-- BEGIN Supplied entries --

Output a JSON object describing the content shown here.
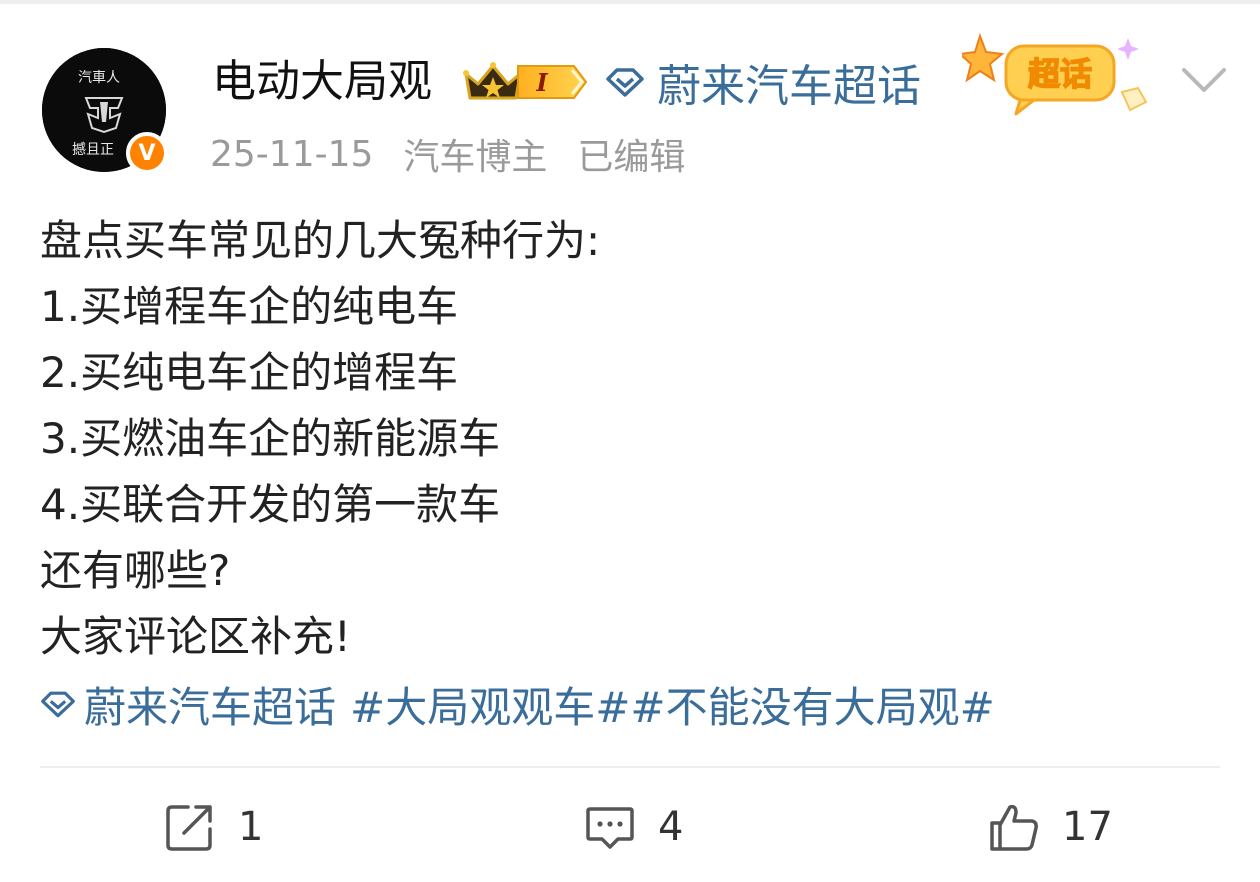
{
  "user": {
    "name": "电动大局观",
    "level": "I",
    "verified_mark": "V",
    "avatar_text": [
      "汽車人",
      "撼且正"
    ]
  },
  "topic": {
    "label": "蔚来汽车超话",
    "sticker_text": "超话"
  },
  "meta": {
    "date": "25-11-15",
    "role": "汽车博主",
    "edited": "已编辑"
  },
  "post": {
    "lines": [
      "盘点买车常见的几大冤种行为:",
      "1.买增程车企的纯电车",
      "2.买纯电车企的增程车",
      "3.买燃油车企的新能源车",
      "4.买联合开发的第一款车",
      "还有哪些?",
      "大家评论区补充!"
    ],
    "tags": {
      "topic": "蔚来汽车超话",
      "hashtag1": "#大局观观车#",
      "hashtag2": "#不能没有大局观#"
    }
  },
  "actions": {
    "repost_count": "1",
    "comment_count": "4",
    "like_count": "17"
  },
  "colors": {
    "link": "#3a6d9a",
    "verified": "#ff8200",
    "meta": "#9a9a9a"
  }
}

-- END Supplied entries --

*Requirement:*
Set down every entry word for word, but omit the pictures.

*Finished task:*
Output a JSON object describing the content shown here.
{
  "user": {
    "name": "电动大局观",
    "level": "I",
    "verified_mark": "V",
    "avatar_text": [
      "汽車人",
      "撼且正"
    ]
  },
  "topic": {
    "label": "蔚来汽车超话",
    "sticker_text": "超话"
  },
  "meta": {
    "date": "25-11-15",
    "role": "汽车博主",
    "edited": "已编辑"
  },
  "post": {
    "lines": [
      "盘点买车常见的几大冤种行为:",
      "1.买增程车企的纯电车",
      "2.买纯电车企的增程车",
      "3.买燃油车企的新能源车",
      "4.买联合开发的第一款车",
      "还有哪些?",
      "大家评论区补充!"
    ],
    "tags": {
      "topic": "蔚来汽车超话",
      "hashtag1": "#大局观观车#",
      "hashtag2": "#不能没有大局观#"
    }
  },
  "actions": {
    "repost_count": "1",
    "comment_count": "4",
    "like_count": "17"
  },
  "colors": {
    "link": "#3a6d9a",
    "verified": "#ff8200",
    "meta": "#9a9a9a"
  }
}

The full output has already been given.